▶ [Source data]
----------------------------------------
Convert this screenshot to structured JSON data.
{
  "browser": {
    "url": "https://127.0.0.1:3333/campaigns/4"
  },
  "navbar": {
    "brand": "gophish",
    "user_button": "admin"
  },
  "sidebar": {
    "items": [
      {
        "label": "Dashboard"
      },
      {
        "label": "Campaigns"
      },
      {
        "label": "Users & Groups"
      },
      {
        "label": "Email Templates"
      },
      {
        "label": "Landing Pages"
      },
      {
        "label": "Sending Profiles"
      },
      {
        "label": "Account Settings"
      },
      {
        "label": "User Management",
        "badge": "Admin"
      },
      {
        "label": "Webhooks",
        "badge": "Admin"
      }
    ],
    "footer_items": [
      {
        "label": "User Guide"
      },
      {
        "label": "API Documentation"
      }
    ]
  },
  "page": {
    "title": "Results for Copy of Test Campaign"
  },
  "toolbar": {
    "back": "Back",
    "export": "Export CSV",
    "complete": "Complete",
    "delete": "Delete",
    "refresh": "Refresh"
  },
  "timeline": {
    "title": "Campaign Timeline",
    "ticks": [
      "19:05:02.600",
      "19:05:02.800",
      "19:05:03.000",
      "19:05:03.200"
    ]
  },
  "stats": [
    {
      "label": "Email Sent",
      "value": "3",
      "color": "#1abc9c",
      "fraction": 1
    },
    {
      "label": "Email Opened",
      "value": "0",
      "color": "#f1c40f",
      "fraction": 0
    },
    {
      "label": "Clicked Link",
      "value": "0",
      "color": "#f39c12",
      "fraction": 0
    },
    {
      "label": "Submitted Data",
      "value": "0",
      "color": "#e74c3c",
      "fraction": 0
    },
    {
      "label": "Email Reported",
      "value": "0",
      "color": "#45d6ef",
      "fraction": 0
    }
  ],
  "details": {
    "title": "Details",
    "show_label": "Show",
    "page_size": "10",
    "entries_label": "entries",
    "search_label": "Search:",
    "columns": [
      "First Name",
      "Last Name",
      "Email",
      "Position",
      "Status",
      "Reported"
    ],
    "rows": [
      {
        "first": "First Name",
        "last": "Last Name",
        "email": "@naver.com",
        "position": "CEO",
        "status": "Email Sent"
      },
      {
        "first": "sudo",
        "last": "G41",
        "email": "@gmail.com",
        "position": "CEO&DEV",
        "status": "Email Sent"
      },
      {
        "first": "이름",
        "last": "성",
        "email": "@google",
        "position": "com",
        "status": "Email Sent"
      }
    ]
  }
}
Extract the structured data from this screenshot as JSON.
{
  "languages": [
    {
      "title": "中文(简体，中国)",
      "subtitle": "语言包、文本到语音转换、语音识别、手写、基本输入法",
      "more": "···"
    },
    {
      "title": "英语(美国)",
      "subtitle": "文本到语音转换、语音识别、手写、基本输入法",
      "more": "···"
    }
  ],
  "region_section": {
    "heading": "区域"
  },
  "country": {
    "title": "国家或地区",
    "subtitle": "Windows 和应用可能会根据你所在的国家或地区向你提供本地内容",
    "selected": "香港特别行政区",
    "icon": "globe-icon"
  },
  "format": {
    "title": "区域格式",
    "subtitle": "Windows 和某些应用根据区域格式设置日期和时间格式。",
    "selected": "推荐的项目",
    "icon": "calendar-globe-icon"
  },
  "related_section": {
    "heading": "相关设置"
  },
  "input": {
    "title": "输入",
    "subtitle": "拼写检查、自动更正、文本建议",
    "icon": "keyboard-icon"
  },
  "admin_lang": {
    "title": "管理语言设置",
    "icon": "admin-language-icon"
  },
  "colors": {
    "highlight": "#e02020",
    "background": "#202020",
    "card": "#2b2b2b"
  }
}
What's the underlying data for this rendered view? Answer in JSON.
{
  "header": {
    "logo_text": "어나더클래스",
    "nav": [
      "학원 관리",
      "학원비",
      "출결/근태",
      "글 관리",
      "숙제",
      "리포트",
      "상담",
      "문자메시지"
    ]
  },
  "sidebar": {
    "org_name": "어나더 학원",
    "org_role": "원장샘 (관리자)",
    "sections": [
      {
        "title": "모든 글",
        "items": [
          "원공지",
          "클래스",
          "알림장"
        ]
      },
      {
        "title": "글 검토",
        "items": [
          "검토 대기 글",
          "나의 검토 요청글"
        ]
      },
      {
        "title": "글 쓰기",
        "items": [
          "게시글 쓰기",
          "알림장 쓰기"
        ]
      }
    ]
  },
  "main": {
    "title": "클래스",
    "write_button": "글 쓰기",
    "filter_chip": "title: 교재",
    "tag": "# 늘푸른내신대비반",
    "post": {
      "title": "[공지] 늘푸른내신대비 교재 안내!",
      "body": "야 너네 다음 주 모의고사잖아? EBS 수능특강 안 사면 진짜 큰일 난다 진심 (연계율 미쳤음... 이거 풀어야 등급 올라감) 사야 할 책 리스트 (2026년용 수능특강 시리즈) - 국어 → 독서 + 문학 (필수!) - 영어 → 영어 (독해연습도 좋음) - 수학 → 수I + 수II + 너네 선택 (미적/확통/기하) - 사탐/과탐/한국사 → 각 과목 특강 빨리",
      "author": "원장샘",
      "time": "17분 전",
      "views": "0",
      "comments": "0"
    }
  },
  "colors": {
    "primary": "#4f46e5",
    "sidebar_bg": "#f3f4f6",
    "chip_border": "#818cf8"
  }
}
----------------------------------------
▶ [What needs to be done]
Write out every record verbatim.

▶ [Complete response]
Convert this screenshot to structured JSON data.
{
  "browser": {
    "url": "https://127.0.0.1:3333/campaigns/4"
  },
  "navbar": {
    "brand": "gophish",
    "user_button": "admin"
  },
  "sidebar": {
    "items": [
      {
        "label": "Dashboard"
      },
      {
        "label": "Campaigns"
      },
      {
        "label": "Users & Groups"
      },
      {
        "label": "Email Templates"
      },
      {
        "label": "Landing Pages"
      },
      {
        "label": "Sending Profiles"
      },
      {
        "label": "Account Settings"
      },
      {
        "label": "User Management",
        "badge": "Admin"
      },
      {
        "label": "Webhooks",
        "badge": "Admin"
      }
    ],
    "footer_items": [
      {
        "label": "User Guide"
      },
      {
        "label": "API Documentation"
      }
    ]
  },
  "page": {
    "title": "Results for Copy of Test Campaign"
  },
  "toolbar": {
    "back": "Back",
    "export": "Export CSV",
    "complete": "Complete",
    "delete": "Delete",
    "refresh": "Refresh"
  },
  "timeline": {
    "title": "Campaign Timeline",
    "ticks": [
      "19:05:02.600",
      "19:05:02.800",
      "19:05:03.000",
      "19:05:03.200"
    ]
  },
  "stats": [
    {
      "label": "Email Sent",
      "value": "3",
      "color": "#1abc9c",
      "fraction": 1
    },
    {
      "label": "Email Opened",
      "value": "0",
      "color": "#f1c40f",
      "fraction": 0
    },
    {
      "label": "Clicked Link",
      "value": "0",
      "color": "#f39c12",
      "fraction": 0
    },
    {
      "label": "Submitted Data",
      "value": "0",
      "color": "#e74c3c",
      "fraction": 0
    },
    {
      "label": "Email Reported",
      "value": "0",
      "color": "#45d6ef",
      "fraction": 0
    }
  ],
  "details": {
    "title": "Details",
    "show_label": "Show",
    "page_size": "10",
    "entries_label": "entries",
    "search_label": "Search:",
    "columns": [
      "First Name",
      "Last Name",
      "Email",
      "Position",
      "Status",
      "Reported"
    ],
    "rows": [
      {
        "first": "First Name",
        "last": "Last Name",
        "email": "@naver.com",
        "position": "CEO",
        "status": "Email Sent"
      },
      {
        "first": "sudo",
        "last": "G41",
        "email": "@gmail.com",
        "position": "CEO&DEV",
        "status": "Email Sent"
      },
      {
        "first": "이름",
        "last": "성",
        "email": "@google",
        "position": "com",
        "status": "Email Sent"
      }
    ]
  }
}
Extract the structured data from this screenshot as JSON.
{
  "languages": [
    {
      "title": "中文(简体，中国)",
      "subtitle": "语言包、文本到语音转换、语音识别、手写、基本输入法",
      "more": "···"
    },
    {
      "title": "英语(美国)",
      "subtitle": "文本到语音转换、语音识别、手写、基本输入法",
      "more": "···"
    }
  ],
  "region_section": {
    "heading": "区域"
  },
  "country": {
    "title": "国家或地区",
    "subtitle": "Windows 和应用可能会根据你所在的国家或地区向你提供本地内容",
    "selected": "香港特别行政区",
    "icon": "globe-icon"
  },
  "format": {
    "title": "区域格式",
    "subtitle": "Windows 和某些应用根据区域格式设置日期和时间格式。",
    "selected": "推荐的项目",
    "icon": "calendar-globe-icon"
  },
  "related_section": {
    "heading": "相关设置"
  },
  "input": {
    "title": "输入",
    "subtitle": "拼写检查、自动更正、文本建议",
    "icon": "keyboard-icon"
  },
  "admin_lang": {
    "title": "管理语言设置",
    "icon": "admin-language-icon"
  },
  "colors": {
    "highlight": "#e02020",
    "background": "#202020",
    "card": "#2b2b2b"
  }
}
What's the underlying data for this rendered view? Answer in JSON.
{
  "header": {
    "logo_text": "어나더클래스",
    "nav": [
      "학원 관리",
      "학원비",
      "출결/근태",
      "글 관리",
      "숙제",
      "리포트",
      "상담",
      "문자메시지"
    ]
  },
  "sidebar": {
    "org_name": "어나더 학원",
    "org_role": "원장샘 (관리자)",
    "sections": [
      {
        "title": "모든 글",
        "items": [
          "원공지",
          "클래스",
          "알림장"
        ]
      },
      {
        "title": "글 검토",
        "items": [
          "검토 대기 글",
          "나의 검토 요청글"
        ]
      },
      {
        "title": "글 쓰기",
        "items": [
          "게시글 쓰기",
          "알림장 쓰기"
        ]
      }
    ]
  },
  "main": {
    "title": "클래스",
    "write_button": "글 쓰기",
    "filter_chip": "title: 교재",
    "tag": "# 늘푸른내신대비반",
    "post": {
      "title": "[공지] 늘푸른내신대비 교재 안내!",
      "body": "야 너네 다음 주 모의고사잖아? EBS 수능특강 안 사면 진짜 큰일 난다 진심 (연계율 미쳤음... 이거 풀어야 등급 올라감) 사야 할 책 리스트 (2026년용 수능특강 시리즈) - 국어 → 독서 + 문학 (필수!) - 영어 → 영어 (독해연습도 좋음) - 수학 → 수I + 수II + 너네 선택 (미적/확통/기하) - 사탐/과탐/한국사 → 각 과목 특강 빨리",
      "author": "원장샘",
      "time": "17분 전",
      "views": "0",
      "comments": "0"
    }
  },
  "colors": {
    "primary": "#4f46e5",
    "sidebar_bg": "#f3f4f6",
    "chip_border": "#818cf8"
  }
}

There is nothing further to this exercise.